==== PROVIDED ENTRIES

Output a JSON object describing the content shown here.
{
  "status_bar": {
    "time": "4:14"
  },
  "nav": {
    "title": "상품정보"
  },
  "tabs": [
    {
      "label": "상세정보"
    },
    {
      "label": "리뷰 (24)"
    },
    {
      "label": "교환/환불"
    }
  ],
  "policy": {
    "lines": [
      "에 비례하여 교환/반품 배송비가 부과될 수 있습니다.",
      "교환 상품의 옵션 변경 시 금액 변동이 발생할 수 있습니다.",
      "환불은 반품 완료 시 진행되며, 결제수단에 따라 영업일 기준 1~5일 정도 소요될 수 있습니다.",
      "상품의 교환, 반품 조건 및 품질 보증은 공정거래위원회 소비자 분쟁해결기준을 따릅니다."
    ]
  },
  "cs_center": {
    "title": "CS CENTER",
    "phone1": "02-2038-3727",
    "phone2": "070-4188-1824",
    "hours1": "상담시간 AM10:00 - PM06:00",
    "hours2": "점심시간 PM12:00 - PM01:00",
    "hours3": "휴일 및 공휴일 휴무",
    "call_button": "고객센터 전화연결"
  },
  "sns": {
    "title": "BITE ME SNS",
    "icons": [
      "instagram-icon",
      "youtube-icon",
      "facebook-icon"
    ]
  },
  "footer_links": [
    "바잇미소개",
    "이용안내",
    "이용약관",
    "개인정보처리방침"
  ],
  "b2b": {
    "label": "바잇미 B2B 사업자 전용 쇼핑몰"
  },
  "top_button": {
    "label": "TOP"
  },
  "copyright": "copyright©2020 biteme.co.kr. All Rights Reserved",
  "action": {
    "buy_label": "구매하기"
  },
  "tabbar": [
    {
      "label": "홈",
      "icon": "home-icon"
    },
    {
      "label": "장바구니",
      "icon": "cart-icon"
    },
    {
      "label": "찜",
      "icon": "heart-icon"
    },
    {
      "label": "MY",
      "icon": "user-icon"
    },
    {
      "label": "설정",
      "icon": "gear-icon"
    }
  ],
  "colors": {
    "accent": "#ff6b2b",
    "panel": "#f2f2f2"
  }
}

========

- GIVEN EXERCISE
Using the records above, select and copy every line that has the word "title".

- PROBLEM SOLUTION
    "title": "상품정보"
    "title": "CS CENTER",
    "title": "BITE ME SNS",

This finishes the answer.